For three years Rey Colon had been one of the YMCA’s rising executive stars. He was widely praised for, among other things, overseeing the construction of the Y’s new branch in Logan Square. Then on August 16 the Y abruptly fired him.

Why? The Y won’t say, but Colon claims the Y allowed itself to be bullied by 35th Ward alderman Vilma Colom, whom Colon plans to challenge in next year’s election. “Vilma called them up and complained about me running, and they caved,” he says. “It’s not the Y’s finest moment. It’s dirty politics–a lesson for anyone who challenges the machine.”

The political fight had started with the aldermanic redistricting of the early 1990s, when the 35th Ward was carved out of portions of Humboldt Park, Logan Square, and other near-northwest neighborhoods. Without an incumbent, the 35th was considered prime political territory by rival factions–one led by Congressman Luis Gutierrez, the other by 33rd Ward alderman Richard Mell.

In the 1995 aldermanic election Gutierrez backed a police officer named Louis Lara. Mell backed Colom, an Allstate insurance agent who’d touched both ends of the political continuum–she was a far-left radical in college in the 70s and a far-right politician when she ran for city clerk as a conservative Republican in the early 90s–before finding her place somewhere in the middle. “I’m hard to pin down because I’m not a politician,” she says. “I’m a public servant. I’m all about service. I grew up here. I went to Moos school and Yates school and Schurz High School. This is my community.”

By almost all accounts, the aldermanic campaign of 1995 was mean and nasty, even by Chicago standards. And like all great ward fights, it continued after the election was over. In her first few months in office Colom made it clear that she relished a good fight, frequently telling rooms filled with voters exactly what they didn’t want to hear. When, for instance, a group of local residents asked her to support their proposal to convert the Unity play lot, at Drummond and Kimball, into a basketball court, she said no. When the residents pointed out that they’d been working on the plan with the Park District for over a year and had the support of almost all the local social service agencies, she still said no, claiming to represent a “silent majority” of opposition. “I know these people [who support the basketball courts],” Colom said at the time. “They’re the ones who didn’t support me in the last election. They just want to use this [basketball] court to keep that fight going.”

Her supporters loved her for being defiant–one likened her to “the Lone Ranger standing up to the mobs.” But it only made her opponents more determined to unseat her, and as the 1999 election approached they rallied around Colon. Like Colom, he’s Puerto Rican and he grew up in Logan Square. “I went to Darwin grade school and Schurz High School,” he says. “I was not a great student. I was probably destined to drift, but what happened is that my older brother, Ricardo, got killed in a drive-by shooting when he was only 19. That was in 1979. It woke me up. I was 18 when it happened. I got it together after that.”

While he worked his way through Columbia College, he took a job as a youth worker at the local Boys & Girls Club, and eventually became its executive director. In 1994 the Park District hired him to “work with communities throughout the north and northwest sides. I worked with the residents on Unity. That’s where the lines were drawn between me and Vilma. It was more than the courts. It was the way she treated people. People put in hours of planning–then Vilma crushed it. You don’t treat people like that.”

Stored items
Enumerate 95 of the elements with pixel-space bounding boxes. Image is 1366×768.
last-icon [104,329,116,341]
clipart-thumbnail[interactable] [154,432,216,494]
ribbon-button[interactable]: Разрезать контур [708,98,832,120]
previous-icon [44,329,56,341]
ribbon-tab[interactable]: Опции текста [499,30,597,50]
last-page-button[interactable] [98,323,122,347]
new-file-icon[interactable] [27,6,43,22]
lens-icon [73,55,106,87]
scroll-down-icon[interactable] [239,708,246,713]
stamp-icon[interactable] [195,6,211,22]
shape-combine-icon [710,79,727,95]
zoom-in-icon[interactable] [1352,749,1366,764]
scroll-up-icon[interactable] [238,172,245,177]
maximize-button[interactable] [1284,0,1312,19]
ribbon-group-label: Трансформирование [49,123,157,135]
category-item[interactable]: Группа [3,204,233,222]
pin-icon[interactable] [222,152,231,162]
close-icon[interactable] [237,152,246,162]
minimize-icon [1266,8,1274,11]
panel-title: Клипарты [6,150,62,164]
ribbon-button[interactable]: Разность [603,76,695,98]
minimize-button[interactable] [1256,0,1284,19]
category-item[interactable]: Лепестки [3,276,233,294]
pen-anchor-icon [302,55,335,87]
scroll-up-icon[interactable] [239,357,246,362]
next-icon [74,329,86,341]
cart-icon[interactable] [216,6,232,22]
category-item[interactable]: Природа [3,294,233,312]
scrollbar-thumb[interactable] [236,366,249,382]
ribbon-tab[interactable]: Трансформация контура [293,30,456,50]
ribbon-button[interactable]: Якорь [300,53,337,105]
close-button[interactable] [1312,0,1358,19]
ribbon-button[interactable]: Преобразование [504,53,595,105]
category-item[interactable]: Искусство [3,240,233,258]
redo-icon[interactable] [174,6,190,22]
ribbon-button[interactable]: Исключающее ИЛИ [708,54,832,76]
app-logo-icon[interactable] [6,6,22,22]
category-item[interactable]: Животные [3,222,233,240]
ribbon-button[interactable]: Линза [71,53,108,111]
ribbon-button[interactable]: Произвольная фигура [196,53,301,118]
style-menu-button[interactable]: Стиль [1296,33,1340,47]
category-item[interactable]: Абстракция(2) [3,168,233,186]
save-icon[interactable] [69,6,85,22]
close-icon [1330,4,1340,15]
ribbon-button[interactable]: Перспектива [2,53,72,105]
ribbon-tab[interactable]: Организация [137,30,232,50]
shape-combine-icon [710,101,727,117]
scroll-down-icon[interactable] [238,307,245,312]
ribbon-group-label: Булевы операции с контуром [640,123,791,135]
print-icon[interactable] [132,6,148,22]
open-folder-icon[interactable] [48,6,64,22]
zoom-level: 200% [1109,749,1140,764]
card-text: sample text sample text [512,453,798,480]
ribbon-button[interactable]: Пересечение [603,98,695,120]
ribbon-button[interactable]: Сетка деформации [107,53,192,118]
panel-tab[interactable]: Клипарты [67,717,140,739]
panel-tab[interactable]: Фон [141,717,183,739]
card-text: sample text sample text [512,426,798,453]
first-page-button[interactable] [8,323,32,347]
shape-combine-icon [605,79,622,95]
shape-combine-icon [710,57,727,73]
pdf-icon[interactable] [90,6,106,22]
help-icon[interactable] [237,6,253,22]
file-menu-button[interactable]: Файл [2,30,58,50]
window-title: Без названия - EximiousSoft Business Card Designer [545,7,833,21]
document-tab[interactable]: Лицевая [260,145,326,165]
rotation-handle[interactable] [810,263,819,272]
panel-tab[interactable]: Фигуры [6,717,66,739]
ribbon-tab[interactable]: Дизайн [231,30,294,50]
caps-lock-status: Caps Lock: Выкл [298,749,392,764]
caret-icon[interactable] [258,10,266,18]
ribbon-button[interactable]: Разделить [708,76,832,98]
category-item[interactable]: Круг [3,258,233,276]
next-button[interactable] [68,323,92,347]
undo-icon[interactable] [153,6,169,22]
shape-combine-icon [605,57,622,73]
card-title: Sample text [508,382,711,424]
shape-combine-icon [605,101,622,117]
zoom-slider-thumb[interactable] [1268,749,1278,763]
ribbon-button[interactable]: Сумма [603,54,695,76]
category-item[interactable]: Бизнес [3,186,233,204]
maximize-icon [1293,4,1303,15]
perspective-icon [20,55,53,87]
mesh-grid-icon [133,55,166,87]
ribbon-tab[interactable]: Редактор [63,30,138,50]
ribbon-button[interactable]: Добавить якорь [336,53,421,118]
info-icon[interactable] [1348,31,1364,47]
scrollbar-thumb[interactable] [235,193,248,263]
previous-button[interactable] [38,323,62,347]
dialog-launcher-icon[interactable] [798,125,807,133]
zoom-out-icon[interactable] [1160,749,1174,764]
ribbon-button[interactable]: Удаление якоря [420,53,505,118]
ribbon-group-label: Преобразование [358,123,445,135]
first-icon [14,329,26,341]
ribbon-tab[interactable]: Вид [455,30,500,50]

> **What you will do**
A – In the Rey Colon article, what was Vilma Colom's occupation when Mell backed her in the 1995 aldermanic election?
B – Reproduce the Rey Colon article word for word from "The political fight" to "alderman Richard Mell.".

> **Answers to the problems**
A – She was an Allstate insurance agent.

B –
The political fight had started with the aldermanic redistricting of the early 1990s, when the 35th Ward was carved out of portions of Humboldt Park, Logan Square, and other near-northwest neighborhoods. Without an incumbent, the 35th was considered prime political territory by rival factions–one led by Congressman Luis Gutierrez, the other by 33rd Ward alderman Richard Mell.